Exercise description
Collect all lines from the records below that include the word "기준가격으로".

Records for the task

· · ·

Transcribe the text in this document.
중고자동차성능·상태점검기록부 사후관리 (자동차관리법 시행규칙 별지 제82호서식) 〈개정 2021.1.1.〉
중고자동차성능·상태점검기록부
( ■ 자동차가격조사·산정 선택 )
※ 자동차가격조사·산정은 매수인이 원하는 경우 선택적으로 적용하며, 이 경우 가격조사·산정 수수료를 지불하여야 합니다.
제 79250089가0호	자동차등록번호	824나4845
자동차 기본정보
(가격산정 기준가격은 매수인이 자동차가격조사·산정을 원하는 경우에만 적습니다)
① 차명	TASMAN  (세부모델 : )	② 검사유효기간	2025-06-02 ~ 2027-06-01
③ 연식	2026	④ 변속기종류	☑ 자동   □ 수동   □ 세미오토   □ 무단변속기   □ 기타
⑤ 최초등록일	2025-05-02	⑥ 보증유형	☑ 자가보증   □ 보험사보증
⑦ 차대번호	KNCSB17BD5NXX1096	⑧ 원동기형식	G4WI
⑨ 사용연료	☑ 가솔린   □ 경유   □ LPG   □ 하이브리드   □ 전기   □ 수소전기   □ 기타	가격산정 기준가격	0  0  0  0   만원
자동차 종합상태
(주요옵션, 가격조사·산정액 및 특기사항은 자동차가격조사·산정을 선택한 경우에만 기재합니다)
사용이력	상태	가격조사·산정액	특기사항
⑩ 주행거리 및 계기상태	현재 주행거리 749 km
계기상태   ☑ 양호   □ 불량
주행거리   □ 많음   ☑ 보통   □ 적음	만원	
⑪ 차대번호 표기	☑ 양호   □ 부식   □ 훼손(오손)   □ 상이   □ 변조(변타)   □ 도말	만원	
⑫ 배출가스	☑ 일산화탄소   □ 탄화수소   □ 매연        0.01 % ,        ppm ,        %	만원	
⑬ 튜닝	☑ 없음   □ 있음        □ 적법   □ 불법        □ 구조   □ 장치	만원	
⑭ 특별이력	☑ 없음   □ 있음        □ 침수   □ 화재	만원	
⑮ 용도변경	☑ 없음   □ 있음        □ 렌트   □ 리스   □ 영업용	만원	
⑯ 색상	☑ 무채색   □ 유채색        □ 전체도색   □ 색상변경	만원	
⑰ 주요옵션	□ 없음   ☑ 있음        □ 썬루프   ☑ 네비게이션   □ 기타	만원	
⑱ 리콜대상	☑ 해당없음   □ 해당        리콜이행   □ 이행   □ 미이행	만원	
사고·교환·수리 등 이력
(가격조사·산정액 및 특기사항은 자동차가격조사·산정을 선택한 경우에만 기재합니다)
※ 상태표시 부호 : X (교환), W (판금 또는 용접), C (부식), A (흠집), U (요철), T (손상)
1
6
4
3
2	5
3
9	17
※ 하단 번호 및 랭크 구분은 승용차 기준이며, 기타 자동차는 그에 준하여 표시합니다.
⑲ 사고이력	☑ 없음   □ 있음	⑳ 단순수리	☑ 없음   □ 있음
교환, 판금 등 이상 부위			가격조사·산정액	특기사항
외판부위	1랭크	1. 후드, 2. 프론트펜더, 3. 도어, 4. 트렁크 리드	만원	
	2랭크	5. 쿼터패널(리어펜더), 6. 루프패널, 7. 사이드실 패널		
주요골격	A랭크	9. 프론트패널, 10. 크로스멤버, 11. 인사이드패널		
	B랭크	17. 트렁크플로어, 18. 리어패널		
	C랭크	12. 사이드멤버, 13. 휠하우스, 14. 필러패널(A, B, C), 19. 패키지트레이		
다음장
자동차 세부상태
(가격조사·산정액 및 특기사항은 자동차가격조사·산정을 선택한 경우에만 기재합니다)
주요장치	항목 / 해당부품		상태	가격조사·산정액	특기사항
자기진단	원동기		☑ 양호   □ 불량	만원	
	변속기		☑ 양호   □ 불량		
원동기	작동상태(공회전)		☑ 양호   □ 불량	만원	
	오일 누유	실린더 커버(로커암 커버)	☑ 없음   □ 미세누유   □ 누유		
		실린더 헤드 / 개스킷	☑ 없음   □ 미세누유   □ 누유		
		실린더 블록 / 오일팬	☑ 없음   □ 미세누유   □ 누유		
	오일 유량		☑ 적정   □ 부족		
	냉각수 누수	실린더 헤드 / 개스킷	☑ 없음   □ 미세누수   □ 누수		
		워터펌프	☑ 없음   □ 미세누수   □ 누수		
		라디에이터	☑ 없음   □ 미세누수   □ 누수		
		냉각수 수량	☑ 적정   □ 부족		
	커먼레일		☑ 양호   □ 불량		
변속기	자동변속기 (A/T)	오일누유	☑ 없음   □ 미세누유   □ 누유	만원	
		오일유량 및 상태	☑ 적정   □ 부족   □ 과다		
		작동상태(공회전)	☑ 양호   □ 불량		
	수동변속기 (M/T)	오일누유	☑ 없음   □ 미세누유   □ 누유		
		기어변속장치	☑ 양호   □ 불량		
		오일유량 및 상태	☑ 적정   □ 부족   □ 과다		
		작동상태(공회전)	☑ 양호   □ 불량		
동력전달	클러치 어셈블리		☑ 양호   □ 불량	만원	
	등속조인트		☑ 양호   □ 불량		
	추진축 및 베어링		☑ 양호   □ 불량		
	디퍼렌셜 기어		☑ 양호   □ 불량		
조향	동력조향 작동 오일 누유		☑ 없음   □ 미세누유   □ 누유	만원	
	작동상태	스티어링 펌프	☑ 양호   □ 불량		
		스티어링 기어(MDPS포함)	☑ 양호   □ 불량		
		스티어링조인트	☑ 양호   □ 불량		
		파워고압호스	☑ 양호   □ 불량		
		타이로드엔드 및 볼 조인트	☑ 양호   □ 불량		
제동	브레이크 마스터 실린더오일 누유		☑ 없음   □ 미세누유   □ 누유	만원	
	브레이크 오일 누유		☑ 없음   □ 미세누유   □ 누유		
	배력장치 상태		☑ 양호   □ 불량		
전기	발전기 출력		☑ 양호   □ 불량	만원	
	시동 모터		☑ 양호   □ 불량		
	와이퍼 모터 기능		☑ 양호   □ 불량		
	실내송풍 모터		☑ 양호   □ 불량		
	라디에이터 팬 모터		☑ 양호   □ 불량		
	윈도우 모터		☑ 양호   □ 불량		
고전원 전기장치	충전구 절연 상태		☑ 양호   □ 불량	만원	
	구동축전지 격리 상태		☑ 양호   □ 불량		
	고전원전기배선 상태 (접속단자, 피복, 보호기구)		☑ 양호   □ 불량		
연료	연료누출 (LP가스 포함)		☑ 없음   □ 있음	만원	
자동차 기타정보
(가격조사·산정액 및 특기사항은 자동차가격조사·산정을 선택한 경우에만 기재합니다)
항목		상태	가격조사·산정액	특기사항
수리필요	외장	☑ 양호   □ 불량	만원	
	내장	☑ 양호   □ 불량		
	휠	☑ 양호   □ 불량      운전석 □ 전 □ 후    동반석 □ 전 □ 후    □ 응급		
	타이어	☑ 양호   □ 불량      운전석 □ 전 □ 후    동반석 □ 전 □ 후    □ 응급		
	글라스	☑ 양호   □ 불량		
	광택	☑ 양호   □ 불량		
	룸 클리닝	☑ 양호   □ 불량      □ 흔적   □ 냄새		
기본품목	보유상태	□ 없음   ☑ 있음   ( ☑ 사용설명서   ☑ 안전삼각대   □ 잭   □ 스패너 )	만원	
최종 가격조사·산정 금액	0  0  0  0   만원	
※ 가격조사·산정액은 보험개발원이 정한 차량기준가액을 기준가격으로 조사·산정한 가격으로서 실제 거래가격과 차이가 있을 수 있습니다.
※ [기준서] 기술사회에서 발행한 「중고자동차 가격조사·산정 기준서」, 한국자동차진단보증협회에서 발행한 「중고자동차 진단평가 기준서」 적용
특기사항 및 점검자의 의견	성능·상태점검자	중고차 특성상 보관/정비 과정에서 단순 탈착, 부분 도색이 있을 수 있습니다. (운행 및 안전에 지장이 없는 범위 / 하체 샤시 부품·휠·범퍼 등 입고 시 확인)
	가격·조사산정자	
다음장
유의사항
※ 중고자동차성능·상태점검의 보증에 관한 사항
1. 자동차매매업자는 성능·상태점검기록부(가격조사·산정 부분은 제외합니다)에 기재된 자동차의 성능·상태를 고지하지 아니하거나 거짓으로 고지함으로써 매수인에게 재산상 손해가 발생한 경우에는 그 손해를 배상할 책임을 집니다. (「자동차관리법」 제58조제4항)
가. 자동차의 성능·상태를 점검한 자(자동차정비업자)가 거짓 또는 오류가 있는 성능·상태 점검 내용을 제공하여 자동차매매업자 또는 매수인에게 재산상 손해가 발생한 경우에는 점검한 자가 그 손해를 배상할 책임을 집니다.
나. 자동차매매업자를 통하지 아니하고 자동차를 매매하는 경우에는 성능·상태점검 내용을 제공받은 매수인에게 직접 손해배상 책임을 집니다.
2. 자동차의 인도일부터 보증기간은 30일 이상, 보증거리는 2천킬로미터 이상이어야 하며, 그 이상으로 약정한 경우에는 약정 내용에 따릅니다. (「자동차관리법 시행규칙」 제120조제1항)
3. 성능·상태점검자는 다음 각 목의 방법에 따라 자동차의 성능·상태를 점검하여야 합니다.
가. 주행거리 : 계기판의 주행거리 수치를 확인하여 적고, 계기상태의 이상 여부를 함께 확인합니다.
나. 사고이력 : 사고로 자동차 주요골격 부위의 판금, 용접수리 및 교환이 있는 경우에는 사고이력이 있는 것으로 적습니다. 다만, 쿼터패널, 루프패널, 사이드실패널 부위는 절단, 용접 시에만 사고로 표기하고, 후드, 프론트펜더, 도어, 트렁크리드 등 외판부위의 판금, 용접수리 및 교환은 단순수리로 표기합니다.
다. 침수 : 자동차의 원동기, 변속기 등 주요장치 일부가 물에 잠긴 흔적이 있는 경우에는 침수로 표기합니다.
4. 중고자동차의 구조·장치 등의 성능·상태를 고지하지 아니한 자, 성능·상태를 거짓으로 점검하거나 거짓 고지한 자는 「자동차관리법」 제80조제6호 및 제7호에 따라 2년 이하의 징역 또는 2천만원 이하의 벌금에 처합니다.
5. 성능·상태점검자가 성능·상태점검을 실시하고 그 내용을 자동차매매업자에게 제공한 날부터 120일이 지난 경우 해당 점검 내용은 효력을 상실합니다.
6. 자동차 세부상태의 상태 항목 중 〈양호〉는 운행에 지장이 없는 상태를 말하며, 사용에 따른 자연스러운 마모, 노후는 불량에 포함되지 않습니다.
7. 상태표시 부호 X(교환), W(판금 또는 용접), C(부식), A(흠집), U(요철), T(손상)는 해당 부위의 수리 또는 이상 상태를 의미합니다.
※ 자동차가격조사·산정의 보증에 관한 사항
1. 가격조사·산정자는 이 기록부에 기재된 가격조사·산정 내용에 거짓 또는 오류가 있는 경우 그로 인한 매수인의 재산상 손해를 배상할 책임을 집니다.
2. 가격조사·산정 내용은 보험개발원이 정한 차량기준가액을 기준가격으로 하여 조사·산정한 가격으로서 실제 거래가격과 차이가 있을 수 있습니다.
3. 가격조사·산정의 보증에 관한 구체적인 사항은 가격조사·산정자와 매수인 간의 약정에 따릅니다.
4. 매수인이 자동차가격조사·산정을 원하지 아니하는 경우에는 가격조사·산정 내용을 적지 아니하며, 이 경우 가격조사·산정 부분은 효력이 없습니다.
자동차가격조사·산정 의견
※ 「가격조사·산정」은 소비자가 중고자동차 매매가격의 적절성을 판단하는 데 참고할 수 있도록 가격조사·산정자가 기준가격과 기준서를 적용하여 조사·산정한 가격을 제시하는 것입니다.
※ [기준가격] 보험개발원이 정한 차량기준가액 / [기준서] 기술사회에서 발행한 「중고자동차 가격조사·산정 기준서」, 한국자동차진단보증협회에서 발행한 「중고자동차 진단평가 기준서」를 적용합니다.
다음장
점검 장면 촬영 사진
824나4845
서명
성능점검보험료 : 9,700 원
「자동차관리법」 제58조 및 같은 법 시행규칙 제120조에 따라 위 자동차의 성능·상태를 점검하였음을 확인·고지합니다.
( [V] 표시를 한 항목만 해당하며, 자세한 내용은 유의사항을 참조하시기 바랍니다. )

· · ·

Task result
※ 가격조사·산정액은 보험개발원이 정한 차량기준가액을 기준가격으로 조사·산정한 가격으로서 실제 거래가격과 차이가 있을 수 있습니다.
2. 가격조사·산정 내용은 보험개발원이 정한 차량기준가액을 기준가격으로 하여 조사·산정한 가격으로서 실제 거래가격과 차이가 있을 수 있습니다.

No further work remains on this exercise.